_Problem requirements_:
For every line in the data below that contains "this", copy the line.

_Material_:
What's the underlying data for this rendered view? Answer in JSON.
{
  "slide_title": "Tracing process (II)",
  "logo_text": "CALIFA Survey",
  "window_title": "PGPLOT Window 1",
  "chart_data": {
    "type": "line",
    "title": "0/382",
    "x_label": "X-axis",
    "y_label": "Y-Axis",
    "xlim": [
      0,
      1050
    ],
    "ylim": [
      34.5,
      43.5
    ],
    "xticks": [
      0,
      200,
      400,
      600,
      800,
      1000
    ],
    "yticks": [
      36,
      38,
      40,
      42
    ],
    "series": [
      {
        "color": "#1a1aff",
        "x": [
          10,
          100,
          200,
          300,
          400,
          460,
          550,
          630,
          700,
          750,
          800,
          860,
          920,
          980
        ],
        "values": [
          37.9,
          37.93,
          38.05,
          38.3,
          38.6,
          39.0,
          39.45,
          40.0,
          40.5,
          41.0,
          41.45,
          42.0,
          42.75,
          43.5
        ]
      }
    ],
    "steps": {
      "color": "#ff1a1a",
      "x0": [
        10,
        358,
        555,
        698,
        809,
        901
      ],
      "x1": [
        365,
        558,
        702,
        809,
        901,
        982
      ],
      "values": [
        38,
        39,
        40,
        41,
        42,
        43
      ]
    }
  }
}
---
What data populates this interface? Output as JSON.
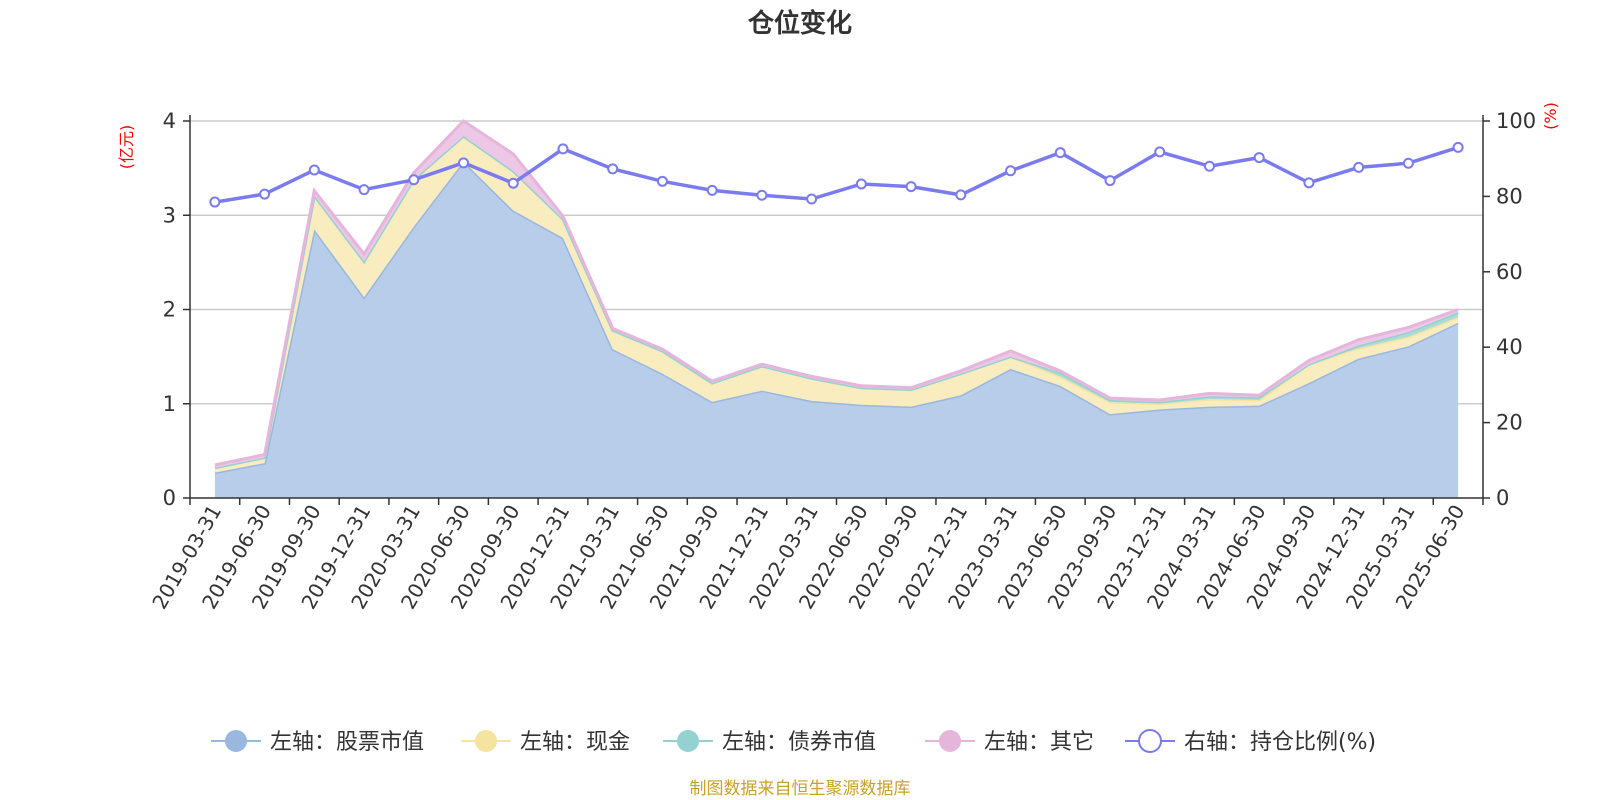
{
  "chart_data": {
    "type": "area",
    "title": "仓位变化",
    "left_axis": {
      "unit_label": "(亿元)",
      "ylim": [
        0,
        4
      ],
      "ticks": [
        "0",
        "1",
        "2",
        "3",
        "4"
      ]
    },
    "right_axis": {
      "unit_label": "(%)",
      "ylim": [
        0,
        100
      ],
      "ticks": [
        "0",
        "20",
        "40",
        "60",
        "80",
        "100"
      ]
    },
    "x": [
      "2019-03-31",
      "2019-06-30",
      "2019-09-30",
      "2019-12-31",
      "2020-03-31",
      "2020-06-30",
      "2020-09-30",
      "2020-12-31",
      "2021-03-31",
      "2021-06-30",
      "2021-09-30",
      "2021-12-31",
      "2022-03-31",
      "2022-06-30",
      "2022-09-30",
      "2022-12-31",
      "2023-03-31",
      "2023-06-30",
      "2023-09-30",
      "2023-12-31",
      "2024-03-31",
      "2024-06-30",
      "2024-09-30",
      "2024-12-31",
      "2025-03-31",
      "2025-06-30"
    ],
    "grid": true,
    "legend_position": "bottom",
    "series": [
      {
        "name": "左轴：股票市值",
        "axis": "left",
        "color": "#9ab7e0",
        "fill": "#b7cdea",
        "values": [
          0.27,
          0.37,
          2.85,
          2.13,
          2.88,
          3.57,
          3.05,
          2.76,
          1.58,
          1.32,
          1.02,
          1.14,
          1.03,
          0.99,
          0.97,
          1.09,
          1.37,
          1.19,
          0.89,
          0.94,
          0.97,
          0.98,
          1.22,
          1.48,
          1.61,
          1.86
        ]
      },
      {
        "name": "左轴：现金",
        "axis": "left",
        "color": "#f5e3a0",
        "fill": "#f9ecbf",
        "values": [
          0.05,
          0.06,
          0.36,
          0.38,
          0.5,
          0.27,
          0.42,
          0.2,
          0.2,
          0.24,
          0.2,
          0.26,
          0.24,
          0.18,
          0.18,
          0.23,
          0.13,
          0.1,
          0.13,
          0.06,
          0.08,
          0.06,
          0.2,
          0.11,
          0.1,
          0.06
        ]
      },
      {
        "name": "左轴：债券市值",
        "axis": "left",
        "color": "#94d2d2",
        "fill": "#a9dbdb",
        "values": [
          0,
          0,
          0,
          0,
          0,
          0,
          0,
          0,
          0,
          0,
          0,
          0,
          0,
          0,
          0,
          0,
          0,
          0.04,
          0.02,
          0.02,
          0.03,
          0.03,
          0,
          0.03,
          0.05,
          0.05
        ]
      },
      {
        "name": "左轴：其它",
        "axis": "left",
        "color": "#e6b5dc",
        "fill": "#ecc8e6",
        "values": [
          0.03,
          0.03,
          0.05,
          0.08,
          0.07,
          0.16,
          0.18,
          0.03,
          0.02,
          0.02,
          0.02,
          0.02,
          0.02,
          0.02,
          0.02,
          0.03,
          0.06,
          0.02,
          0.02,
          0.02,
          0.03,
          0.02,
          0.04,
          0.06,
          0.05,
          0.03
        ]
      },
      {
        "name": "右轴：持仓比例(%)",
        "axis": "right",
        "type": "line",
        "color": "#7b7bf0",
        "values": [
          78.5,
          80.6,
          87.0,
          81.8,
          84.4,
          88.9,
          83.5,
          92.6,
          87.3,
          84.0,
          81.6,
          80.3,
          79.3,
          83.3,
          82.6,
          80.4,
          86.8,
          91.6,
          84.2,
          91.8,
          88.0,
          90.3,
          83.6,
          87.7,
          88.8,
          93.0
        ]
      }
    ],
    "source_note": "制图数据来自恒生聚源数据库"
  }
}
* * *
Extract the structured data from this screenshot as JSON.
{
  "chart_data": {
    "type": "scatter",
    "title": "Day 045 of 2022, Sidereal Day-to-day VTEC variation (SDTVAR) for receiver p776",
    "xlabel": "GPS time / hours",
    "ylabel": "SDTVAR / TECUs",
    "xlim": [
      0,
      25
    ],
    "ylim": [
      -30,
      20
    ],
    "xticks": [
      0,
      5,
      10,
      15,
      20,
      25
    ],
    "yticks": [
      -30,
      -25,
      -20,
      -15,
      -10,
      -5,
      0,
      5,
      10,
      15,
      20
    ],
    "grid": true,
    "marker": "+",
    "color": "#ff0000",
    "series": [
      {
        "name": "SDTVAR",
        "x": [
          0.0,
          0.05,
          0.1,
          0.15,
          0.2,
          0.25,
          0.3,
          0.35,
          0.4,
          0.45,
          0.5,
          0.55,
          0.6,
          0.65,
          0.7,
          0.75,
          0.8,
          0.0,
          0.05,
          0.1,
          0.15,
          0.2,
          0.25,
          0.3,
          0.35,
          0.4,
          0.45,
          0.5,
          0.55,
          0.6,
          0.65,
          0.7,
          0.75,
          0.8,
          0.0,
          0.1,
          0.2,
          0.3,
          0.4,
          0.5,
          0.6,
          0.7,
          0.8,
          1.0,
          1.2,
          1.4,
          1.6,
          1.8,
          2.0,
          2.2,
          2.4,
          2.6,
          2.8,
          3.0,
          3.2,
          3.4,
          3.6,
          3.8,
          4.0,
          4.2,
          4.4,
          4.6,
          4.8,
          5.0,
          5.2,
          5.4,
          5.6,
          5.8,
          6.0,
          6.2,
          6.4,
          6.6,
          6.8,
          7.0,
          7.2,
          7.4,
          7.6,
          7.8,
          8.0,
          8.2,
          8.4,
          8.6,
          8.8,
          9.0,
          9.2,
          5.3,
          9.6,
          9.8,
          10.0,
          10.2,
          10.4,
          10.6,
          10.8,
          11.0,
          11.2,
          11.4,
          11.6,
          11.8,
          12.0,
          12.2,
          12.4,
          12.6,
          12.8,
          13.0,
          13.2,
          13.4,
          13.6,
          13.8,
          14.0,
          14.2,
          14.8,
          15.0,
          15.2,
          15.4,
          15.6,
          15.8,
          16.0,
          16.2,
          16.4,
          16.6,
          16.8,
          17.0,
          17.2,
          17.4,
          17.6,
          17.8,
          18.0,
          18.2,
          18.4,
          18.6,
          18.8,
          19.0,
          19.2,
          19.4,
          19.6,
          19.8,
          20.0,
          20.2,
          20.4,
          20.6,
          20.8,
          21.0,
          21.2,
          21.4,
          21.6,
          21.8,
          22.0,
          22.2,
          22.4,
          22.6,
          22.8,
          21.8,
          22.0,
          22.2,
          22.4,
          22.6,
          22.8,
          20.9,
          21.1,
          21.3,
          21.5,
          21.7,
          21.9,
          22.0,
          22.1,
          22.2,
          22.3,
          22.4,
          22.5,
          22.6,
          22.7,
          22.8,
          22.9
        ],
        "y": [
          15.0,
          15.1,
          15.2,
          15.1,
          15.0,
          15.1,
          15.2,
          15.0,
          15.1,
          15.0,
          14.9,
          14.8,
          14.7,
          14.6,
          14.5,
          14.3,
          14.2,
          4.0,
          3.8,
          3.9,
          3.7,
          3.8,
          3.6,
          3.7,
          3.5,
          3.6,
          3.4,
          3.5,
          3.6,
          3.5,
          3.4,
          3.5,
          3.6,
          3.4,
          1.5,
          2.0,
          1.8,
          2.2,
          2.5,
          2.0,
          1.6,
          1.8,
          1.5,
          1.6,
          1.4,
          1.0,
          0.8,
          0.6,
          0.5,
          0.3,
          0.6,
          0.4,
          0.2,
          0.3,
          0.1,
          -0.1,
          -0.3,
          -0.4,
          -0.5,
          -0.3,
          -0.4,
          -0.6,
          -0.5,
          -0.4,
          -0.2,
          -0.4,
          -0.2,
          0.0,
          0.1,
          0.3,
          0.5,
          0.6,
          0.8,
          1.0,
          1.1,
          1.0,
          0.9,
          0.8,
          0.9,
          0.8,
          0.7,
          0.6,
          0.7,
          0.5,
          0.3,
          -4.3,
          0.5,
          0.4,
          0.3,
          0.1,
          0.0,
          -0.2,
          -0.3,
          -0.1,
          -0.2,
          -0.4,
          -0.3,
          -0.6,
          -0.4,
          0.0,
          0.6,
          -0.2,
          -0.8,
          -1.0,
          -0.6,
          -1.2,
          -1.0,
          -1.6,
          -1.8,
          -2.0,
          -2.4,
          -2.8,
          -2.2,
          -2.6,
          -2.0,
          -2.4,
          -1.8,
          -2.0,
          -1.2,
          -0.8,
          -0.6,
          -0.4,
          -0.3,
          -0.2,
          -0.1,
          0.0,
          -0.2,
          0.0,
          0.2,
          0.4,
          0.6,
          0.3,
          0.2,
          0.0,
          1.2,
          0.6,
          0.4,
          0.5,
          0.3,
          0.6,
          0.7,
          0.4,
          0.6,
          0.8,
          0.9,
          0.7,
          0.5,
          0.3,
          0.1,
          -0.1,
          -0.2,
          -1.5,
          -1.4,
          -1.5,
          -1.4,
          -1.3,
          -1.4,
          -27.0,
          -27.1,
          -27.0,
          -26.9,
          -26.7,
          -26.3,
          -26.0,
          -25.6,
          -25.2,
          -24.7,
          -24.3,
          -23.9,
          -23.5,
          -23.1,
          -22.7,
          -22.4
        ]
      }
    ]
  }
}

_Result_:
What's the underlying data for this rendered view? Answer in JSON.
What data populates this interface? Output as JSON.
Extract the structured data from this screenshot as JSON.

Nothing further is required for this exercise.